◆ Supplied material ◆
───

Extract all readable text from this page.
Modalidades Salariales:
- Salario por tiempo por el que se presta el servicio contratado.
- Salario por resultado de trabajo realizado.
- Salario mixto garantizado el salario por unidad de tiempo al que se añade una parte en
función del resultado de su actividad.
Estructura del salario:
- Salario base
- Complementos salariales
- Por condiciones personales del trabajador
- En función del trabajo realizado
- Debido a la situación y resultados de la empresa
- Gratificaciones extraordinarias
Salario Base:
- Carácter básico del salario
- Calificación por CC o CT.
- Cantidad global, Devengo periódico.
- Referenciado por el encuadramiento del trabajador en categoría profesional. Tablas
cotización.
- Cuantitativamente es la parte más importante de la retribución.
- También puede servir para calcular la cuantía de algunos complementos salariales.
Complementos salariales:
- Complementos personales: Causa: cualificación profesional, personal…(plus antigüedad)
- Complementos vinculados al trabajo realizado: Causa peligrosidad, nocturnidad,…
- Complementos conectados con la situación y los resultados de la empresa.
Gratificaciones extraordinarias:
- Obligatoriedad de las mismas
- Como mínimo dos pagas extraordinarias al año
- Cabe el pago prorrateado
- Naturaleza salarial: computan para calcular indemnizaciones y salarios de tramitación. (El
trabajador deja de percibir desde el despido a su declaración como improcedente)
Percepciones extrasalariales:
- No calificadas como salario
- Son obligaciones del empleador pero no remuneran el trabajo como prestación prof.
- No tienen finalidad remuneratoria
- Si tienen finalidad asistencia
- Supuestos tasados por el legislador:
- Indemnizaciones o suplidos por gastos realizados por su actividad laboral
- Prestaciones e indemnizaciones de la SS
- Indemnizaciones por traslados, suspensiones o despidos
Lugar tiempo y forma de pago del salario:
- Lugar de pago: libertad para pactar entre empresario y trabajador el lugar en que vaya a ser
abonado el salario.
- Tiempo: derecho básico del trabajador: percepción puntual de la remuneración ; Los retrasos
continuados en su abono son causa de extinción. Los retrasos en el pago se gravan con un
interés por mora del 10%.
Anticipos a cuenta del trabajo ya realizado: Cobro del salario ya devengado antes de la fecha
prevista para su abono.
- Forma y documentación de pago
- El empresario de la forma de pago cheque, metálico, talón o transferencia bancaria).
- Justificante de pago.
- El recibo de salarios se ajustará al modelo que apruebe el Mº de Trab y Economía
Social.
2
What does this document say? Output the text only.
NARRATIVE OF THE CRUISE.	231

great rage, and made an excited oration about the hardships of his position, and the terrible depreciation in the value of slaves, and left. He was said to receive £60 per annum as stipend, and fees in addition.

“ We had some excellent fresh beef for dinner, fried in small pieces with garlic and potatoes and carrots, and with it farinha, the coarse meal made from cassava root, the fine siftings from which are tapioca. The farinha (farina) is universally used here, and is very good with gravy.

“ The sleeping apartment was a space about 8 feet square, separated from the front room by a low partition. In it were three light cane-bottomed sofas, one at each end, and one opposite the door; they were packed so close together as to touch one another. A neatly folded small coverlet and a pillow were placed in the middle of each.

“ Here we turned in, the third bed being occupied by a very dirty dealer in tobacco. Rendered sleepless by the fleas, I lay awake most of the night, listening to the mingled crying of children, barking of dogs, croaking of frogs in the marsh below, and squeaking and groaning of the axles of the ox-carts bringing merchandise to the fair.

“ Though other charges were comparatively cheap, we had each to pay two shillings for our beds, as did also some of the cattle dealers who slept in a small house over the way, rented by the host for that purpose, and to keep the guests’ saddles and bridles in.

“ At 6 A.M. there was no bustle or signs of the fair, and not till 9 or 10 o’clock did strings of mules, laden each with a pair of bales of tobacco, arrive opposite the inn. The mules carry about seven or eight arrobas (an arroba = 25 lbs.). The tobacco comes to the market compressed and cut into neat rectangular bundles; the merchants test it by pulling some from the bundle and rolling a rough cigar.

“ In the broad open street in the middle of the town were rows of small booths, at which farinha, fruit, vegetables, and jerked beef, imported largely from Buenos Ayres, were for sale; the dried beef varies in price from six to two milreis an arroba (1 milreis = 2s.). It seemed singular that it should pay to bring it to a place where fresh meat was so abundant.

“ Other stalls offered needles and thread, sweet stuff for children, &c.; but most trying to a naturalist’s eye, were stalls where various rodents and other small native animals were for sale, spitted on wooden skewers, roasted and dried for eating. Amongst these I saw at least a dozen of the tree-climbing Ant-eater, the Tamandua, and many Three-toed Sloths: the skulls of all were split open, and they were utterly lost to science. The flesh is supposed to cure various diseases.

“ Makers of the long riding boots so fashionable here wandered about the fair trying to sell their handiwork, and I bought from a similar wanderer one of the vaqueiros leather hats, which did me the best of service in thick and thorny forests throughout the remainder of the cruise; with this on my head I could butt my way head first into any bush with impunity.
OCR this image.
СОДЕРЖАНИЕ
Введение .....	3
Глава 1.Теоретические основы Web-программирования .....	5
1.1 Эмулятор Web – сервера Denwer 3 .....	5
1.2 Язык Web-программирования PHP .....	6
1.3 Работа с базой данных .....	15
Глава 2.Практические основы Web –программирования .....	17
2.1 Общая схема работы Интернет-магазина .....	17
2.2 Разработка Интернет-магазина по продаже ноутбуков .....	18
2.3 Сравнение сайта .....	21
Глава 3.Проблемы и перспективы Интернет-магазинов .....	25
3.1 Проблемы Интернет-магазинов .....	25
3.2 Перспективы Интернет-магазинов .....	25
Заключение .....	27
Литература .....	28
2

───

Filter for "Глава". Return all lines that hold it.

Глава 1.Теоретические основы Web-программирования .....	5
Глава 2.Практические основы Web –программирования .....	17
Глава 3.Проблемы и перспективы Интернет-магазинов .....	25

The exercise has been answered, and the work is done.